Stored items:
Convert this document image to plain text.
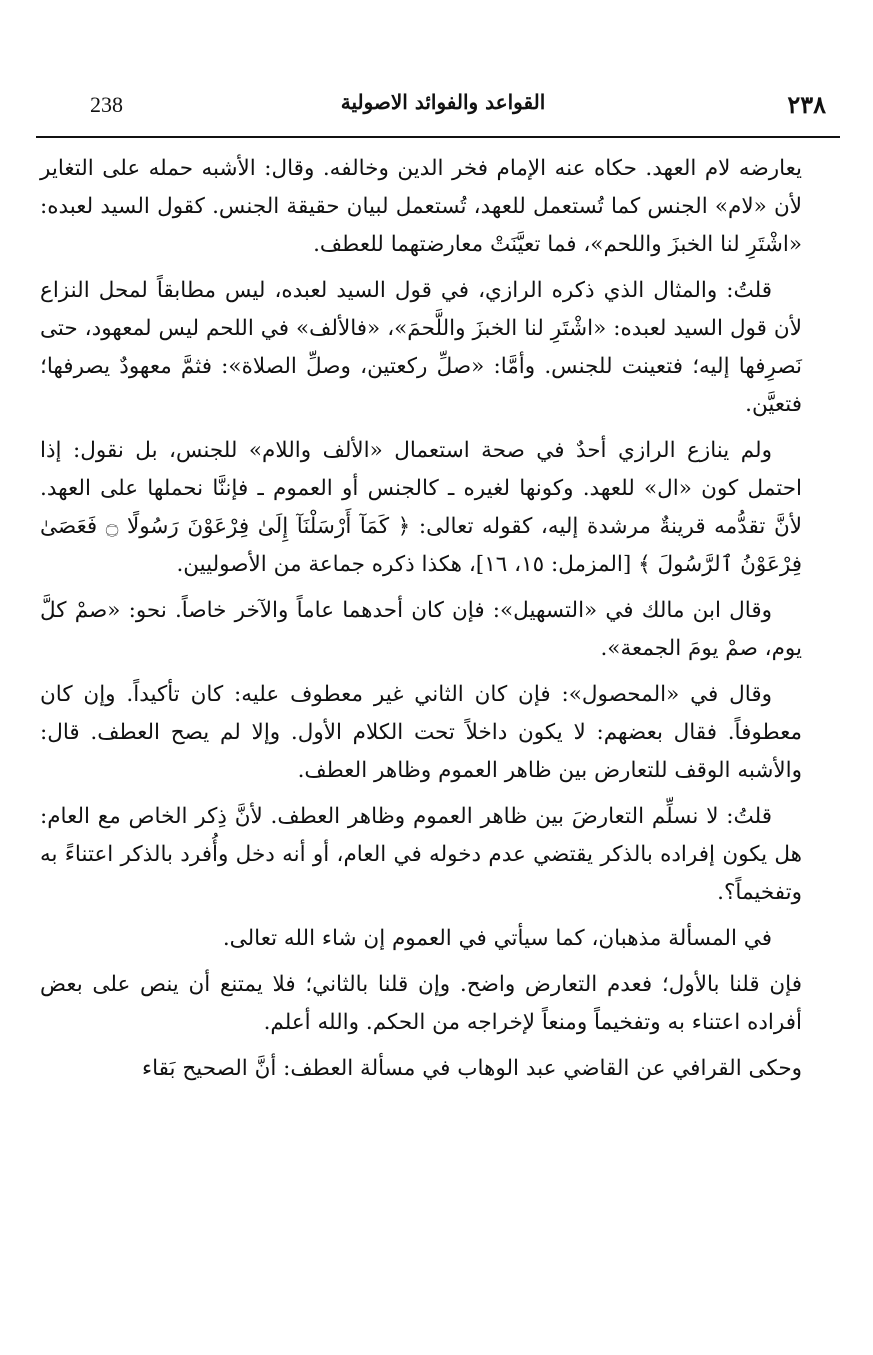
238	القواعد والفوائد الاصولية	٢٣٨

يعارضه لام العهد. حكاه عنه الإمام فخر الدين وخالفه. وقال: الأشبه حمله على التغاير لأن «لام» الجنس كما تُستعمل للعهد، تُستعمل لبيان حقيقة الجنس. كقول السيد لعبده: «اشْتَرِ لنا الخبزَ واللحم»، فما تعيَّنَتْ معارضتهما للعطف.

قلتُ: والمثال الذي ذكره الرازي، في قول السيد لعبده، ليس مطابقاً لمحل النزاع لأن قول السيد لعبده: «اشْتَرِ لنا الخبزَ واللَّحمَ»، «فالألف» في اللحم ليس لمعهود، حتى نَصرِفها إليه؛ فتعينت للجنس. وأمَّا: «صلِّ ركعتين، وصلِّ الصلاة»: فثمَّ معهودٌ يصرفها؛ فتعيَّن.

ولم ينازع الرازي أحدٌ في صحة استعمال «الألف واللام» للجنس، بل نقول: إذا احتمل كون «ال» للعهد. وكونها لغيره ـ كالجنس أو العموم ـ فإننَّا نحملها على العهد. لأنَّ تقدُّمه قرينةٌ مرشدة إليه، كقوله تعالى: ﴿ كَمَآ أَرْسَلْنَآ إِلَىٰ فِرْعَوْنَ رَسُولًا ۝ فَعَصَىٰ فِرْعَوْنُ ٱلرَّسُولَ ﴾ [المزمل: ١٥، ١٦]، هكذا ذكره جماعة من الأصوليين.

وقال ابن مالك في «التسهيل»: فإن كان أحدهما عاماً والآخر خاصاً. نحو: «صمْ كلَّ يوم، صمْ يومَ الجمعة».

وقال في «المحصول»: فإن كان الثاني غير معطوف عليه: كان تأكيداً. وإن كان معطوفاً. فقال بعضهم: لا يكون داخلاً تحت الكلام الأول. وإلا لم يصح العطف. قال: والأشبه الوقف للتعارض بين ظاهر العموم وظاهر العطف.

قلتُ: لا نسلِّم التعارضَ بين ظاهر العموم وظاهر العطف. لأنَّ ذِكر الخاص مع العام: هل يكون إفراده بالذكر يقتضي عدم دخوله في العام، أو أنه دخل وأُفرد بالذكر اعتناءً به وتفخيماً؟.

في المسألة مذهبان، كما سيأتي في العموم إن شاء الله تعالى.

فإن قلنا بالأول؛ فعدم التعارض واضح. وإن قلنا بالثاني؛ فلا يمتنع أن ينص على بعض أفراده اعتناء به وتفخيماً ومنعاً لإخراجه من الحكم. والله أعلم.

وحكى القرافي عن القاضي عبد الوهاب في مسألة العطف: أنَّ الصحيح بَقاء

→ Problem to work on: Copy out all the data without changing anything, and drop the pictures.

→ Problem solution:
Convert this document image to plain text.
238	القواعد والفوائد الاصولية	٢٣٨

يعارضه لام العهد. حكاه عنه الإمام فخر الدين وخالفه. وقال: الأشبه حمله على التغاير لأن «لام» الجنس كما تُستعمل للعهد، تُستعمل لبيان حقيقة الجنس. كقول السيد لعبده: «اشْتَرِ لنا الخبزَ واللحم»، فما تعيَّنَتْ معارضتهما للعطف.

قلتُ: والمثال الذي ذكره الرازي، في قول السيد لعبده، ليس مطابقاً لمحل النزاع لأن قول السيد لعبده: «اشْتَرِ لنا الخبزَ واللَّحمَ»، «فالألف» في اللحم ليس لمعهود، حتى نَصرِفها إليه؛ فتعينت للجنس. وأمَّا: «صلِّ ركعتين، وصلِّ الصلاة»: فثمَّ معهودٌ يصرفها؛ فتعيَّن.

ولم ينازع الرازي أحدٌ في صحة استعمال «الألف واللام» للجنس، بل نقول: إذا احتمل كون «ال» للعهد. وكونها لغيره ـ كالجنس أو العموم ـ فإننَّا نحملها على العهد. لأنَّ تقدُّمه قرينةٌ مرشدة إليه، كقوله تعالى: ﴿ كَمَآ أَرْسَلْنَآ إِلَىٰ فِرْعَوْنَ رَسُولًا ۝ فَعَصَىٰ فِرْعَوْنُ ٱلرَّسُولَ ﴾ [المزمل: ١٥، ١٦]، هكذا ذكره جماعة من الأصوليين.

وقال ابن مالك في «التسهيل»: فإن كان أحدهما عاماً والآخر خاصاً. نحو: «صمْ كلَّ يوم، صمْ يومَ الجمعة».

وقال في «المحصول»: فإن كان الثاني غير معطوف عليه: كان تأكيداً. وإن كان معطوفاً. فقال بعضهم: لا يكون داخلاً تحت الكلام الأول. وإلا لم يصح العطف. قال: والأشبه الوقف للتعارض بين ظاهر العموم وظاهر العطف.

قلتُ: لا نسلِّم التعارضَ بين ظاهر العموم وظاهر العطف. لأنَّ ذِكر الخاص مع العام: هل يكون إفراده بالذكر يقتضي عدم دخوله في العام، أو أنه دخل وأُفرد بالذكر اعتناءً به وتفخيماً؟.

في المسألة مذهبان، كما سيأتي في العموم إن شاء الله تعالى.

فإن قلنا بالأول؛ فعدم التعارض واضح. وإن قلنا بالثاني؛ فلا يمتنع أن ينص على بعض أفراده اعتناء به وتفخيماً ومنعاً لإخراجه من الحكم. والله أعلم.

وحكى القرافي عن القاضي عبد الوهاب في مسألة العطف: أنَّ الصحيح بَقاء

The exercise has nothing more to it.